[Stored records]

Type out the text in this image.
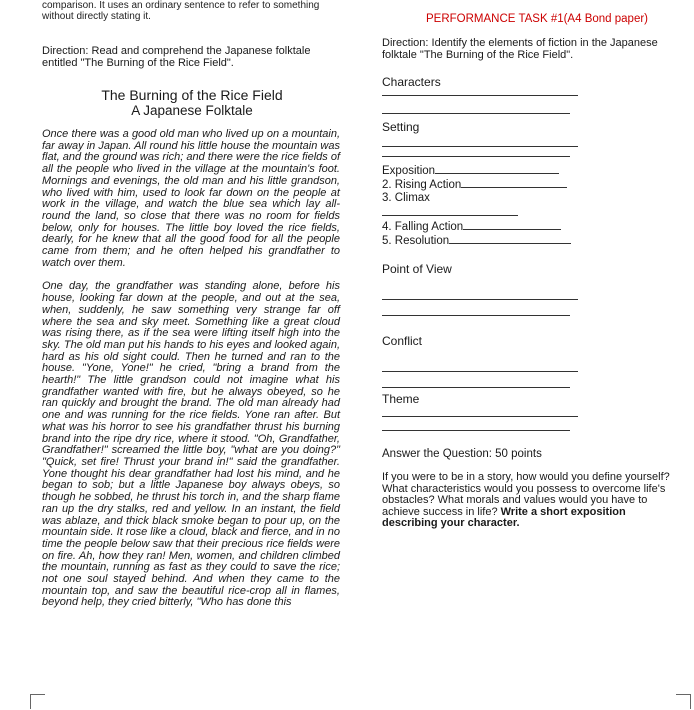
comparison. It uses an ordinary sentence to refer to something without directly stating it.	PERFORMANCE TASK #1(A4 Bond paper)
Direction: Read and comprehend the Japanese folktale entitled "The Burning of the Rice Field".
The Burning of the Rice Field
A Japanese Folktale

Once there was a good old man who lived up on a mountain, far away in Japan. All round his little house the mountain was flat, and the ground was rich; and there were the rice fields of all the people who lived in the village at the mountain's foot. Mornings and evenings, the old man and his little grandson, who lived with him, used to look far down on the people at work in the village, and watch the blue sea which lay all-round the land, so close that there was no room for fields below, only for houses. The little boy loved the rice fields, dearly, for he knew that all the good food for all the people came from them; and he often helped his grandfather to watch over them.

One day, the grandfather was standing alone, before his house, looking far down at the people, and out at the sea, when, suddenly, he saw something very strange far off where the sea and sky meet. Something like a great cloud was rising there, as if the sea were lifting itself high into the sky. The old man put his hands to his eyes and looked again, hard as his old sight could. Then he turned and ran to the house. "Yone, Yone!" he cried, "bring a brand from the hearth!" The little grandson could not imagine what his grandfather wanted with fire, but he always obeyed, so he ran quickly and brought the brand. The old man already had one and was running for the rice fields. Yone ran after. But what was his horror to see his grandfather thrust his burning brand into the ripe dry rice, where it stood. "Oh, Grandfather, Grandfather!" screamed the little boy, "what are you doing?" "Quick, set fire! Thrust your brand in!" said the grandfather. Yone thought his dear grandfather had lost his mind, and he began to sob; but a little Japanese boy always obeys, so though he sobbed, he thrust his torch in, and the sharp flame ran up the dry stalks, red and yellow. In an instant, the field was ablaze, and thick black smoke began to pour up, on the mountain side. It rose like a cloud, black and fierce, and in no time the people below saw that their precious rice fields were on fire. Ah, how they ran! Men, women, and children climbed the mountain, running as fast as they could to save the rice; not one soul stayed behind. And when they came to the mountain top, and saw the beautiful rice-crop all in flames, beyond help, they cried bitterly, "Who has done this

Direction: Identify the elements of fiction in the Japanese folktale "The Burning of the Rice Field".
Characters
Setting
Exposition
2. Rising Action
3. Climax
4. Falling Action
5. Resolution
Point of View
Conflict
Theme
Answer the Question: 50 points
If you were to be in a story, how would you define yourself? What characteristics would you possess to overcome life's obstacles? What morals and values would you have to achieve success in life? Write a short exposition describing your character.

...

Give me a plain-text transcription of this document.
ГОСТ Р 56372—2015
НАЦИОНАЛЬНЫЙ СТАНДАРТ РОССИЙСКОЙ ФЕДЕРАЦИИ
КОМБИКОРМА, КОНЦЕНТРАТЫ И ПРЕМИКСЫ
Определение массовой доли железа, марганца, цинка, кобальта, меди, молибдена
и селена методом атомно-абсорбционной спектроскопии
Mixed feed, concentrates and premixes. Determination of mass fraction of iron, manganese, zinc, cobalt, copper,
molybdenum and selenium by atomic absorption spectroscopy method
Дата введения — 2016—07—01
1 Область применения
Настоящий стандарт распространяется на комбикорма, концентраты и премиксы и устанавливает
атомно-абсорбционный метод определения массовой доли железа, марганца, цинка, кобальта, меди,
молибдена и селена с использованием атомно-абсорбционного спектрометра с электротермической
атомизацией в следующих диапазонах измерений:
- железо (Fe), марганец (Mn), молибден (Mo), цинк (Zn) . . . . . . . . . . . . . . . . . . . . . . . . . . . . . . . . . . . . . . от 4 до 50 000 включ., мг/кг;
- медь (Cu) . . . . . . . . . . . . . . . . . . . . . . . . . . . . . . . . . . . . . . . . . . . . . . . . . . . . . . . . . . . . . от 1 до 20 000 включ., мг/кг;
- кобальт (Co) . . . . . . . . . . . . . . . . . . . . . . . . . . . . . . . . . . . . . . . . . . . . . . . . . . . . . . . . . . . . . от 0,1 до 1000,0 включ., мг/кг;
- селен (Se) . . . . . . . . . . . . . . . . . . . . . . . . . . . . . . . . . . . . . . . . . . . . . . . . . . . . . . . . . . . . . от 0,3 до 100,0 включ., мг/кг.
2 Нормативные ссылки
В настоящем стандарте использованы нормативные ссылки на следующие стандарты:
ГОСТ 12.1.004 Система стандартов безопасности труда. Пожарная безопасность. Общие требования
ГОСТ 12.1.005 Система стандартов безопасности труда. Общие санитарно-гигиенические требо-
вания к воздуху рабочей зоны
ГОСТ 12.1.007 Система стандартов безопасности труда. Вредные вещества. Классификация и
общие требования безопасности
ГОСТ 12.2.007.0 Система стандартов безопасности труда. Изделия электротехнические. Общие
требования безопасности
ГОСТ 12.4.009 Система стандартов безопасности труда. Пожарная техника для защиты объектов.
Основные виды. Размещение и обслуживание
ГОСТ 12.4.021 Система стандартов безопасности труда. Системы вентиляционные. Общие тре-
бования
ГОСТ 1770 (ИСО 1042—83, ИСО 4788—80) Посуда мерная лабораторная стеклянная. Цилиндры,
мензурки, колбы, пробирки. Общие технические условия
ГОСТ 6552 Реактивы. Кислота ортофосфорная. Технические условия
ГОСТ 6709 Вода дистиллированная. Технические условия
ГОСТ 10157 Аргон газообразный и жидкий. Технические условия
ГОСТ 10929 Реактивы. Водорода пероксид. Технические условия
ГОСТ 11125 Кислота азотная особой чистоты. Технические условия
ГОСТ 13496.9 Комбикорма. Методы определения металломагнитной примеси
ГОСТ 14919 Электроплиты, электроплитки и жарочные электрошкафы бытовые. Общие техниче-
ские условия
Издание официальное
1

• **REQUIRED WORK**
Return all lines containing "this".

• **EXERCISE OUTPUT**
Type out the text in this image.
One day, the grandfather was standing alone, before his house, looking far down at the people, and out at the sea, when, suddenly, he saw something very strange far off where the sea and sky meet. Something like a great cloud was rising there, as if the sea were lifting itself high into the sky. The old man put his hands to his eyes and looked again, hard as his old sight could. Then he turned and ran to the house. "Yone, Yone!" he cried, "bring a brand from the hearth!" The little grandson could not imagine what his grandfather wanted with fire, but he always obeyed, so he ran quickly and brought the brand. The old man already had one and was running for the rice fields. Yone ran after. But what was his horror to see his grandfather thrust his burning brand into the ripe dry rice, where it stood. "Oh, Grandfather, Grandfather!" screamed the little boy, "what are you doing?" "Quick, set fire! Thrust your brand in!" said the grandfather. Yone thought his dear grandfather had lost his mind, and he began to sob; but a little Japanese boy always obeys, so though he sobbed, he thrust his torch in, and the sharp flame ran up the dry stalks, red and yellow. In an instant, the field was ablaze, and thick black smoke began to pour up, on the mountain side. It rose like a cloud, black and fierce, and in no time the people below saw that their precious rice fields were on fire. Ah, how they ran! Men, women, and children climbed the mountain, running as fast as they could to save the rice; not one soul stayed behind. And when they came to the mountain top, and saw the beautiful rice-crop all in flames, beyond help, they cried bitterly, "Who has done this
Give me a plain-text transcription of this document.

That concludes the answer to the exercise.